What is required — Go through the listing beneath this task and return every line that carries the string "comprehension".

Data shown —
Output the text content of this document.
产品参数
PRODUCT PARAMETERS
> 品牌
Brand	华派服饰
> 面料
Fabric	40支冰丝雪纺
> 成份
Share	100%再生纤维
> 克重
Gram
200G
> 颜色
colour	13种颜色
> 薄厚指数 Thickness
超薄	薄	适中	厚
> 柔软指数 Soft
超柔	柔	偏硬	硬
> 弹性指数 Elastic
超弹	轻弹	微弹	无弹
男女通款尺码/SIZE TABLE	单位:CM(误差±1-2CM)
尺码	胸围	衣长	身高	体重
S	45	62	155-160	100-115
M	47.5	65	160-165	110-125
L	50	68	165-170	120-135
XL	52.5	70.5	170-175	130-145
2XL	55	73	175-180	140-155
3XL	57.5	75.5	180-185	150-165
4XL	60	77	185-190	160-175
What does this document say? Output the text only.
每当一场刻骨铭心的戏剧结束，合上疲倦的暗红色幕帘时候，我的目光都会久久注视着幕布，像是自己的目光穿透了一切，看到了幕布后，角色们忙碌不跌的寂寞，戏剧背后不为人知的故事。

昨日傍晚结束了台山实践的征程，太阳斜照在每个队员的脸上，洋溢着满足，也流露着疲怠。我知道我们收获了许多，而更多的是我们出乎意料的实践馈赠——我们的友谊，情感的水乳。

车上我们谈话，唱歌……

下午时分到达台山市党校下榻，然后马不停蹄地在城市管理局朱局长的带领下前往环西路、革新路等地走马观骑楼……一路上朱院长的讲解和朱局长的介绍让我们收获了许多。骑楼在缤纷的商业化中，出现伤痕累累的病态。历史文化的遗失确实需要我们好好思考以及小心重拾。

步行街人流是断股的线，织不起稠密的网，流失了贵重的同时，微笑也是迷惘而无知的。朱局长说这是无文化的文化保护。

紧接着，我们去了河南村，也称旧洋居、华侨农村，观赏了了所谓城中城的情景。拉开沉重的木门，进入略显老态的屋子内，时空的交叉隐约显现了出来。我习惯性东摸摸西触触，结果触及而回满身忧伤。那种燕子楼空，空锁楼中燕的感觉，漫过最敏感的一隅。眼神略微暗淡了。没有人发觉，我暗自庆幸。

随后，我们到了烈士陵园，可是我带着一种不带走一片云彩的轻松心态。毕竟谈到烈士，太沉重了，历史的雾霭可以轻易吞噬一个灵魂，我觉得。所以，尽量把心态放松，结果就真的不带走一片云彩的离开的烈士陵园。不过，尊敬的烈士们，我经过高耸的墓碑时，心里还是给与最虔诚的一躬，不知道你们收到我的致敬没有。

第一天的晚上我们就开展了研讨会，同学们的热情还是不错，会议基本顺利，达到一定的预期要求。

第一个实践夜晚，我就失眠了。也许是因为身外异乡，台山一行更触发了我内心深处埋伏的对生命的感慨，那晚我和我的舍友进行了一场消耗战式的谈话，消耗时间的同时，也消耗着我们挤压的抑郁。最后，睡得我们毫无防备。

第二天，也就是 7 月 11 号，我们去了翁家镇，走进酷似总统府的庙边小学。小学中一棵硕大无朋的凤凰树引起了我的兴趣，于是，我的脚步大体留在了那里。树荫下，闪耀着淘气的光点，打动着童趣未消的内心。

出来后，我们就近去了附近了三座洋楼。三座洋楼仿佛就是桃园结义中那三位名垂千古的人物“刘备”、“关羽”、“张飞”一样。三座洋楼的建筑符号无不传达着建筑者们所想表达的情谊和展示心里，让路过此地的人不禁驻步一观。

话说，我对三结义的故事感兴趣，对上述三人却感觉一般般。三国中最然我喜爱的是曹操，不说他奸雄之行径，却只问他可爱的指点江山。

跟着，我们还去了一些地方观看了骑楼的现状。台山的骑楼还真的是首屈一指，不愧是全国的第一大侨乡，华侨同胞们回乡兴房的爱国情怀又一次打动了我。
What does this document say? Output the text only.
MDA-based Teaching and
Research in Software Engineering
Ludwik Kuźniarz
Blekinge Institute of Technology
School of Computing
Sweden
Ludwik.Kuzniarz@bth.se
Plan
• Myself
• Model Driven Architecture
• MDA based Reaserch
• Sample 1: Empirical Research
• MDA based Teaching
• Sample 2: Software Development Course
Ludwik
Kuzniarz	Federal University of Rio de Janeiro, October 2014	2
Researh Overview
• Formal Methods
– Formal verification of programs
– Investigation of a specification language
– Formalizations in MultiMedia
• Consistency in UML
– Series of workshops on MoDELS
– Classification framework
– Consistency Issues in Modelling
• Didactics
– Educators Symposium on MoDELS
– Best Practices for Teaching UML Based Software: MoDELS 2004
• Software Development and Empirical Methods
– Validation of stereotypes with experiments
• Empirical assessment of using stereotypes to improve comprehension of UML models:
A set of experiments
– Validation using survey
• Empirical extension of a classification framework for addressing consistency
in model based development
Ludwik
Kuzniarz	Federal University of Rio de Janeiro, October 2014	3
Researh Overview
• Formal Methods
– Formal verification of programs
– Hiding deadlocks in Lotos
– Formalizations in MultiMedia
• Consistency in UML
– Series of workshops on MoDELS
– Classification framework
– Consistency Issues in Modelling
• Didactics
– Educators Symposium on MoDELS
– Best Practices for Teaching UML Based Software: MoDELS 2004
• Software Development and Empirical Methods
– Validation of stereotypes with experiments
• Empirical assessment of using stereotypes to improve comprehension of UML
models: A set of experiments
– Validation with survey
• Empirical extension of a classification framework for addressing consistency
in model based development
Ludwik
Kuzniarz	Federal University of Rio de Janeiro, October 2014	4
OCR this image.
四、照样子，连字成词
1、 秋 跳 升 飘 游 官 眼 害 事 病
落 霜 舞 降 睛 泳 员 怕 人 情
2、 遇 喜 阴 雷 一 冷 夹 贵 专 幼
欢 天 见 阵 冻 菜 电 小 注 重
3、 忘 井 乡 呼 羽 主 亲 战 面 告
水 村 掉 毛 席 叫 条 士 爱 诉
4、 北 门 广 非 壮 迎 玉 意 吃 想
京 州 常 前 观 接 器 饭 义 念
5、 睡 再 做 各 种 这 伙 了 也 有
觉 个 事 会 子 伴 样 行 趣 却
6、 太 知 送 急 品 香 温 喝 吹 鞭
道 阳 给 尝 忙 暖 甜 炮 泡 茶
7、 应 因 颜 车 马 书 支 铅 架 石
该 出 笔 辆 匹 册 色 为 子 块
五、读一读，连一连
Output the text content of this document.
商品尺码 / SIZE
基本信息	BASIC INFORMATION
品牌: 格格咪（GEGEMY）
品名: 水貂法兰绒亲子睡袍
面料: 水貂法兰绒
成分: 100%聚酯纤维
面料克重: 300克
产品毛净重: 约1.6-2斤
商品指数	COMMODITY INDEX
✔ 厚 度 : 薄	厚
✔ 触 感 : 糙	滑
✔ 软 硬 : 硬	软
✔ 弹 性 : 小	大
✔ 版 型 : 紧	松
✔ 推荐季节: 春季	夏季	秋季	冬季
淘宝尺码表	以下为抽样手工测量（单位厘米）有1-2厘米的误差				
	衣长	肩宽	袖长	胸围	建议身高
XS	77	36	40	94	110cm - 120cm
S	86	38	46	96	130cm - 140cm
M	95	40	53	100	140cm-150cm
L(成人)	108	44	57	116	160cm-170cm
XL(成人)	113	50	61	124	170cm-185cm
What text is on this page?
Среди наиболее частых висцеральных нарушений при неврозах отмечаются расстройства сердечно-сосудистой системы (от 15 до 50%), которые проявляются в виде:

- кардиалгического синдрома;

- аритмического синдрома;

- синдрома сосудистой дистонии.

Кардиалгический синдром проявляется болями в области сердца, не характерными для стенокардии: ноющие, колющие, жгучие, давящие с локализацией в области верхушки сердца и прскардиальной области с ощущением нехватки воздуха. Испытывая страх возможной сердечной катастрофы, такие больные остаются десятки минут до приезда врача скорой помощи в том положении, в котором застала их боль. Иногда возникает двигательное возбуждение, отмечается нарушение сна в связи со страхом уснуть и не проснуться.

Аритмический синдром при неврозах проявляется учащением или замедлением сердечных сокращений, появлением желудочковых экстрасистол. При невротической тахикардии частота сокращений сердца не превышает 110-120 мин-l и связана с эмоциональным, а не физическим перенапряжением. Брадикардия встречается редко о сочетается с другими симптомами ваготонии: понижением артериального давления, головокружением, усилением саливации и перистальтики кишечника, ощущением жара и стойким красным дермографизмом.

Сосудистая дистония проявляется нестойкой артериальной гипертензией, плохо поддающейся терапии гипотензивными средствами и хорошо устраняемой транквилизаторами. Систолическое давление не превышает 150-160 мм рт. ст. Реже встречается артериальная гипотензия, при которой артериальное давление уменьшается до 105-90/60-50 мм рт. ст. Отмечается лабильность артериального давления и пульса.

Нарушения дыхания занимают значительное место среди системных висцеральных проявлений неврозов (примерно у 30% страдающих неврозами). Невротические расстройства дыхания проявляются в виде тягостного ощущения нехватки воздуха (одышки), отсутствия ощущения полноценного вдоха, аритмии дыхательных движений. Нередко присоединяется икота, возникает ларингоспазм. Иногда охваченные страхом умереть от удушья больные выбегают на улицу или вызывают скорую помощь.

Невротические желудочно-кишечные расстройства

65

Reply —
• Empirical assessment of using stereotypes to improve comprehension of UML models:
• Empirical assessment of using stereotypes to improve comprehension of UML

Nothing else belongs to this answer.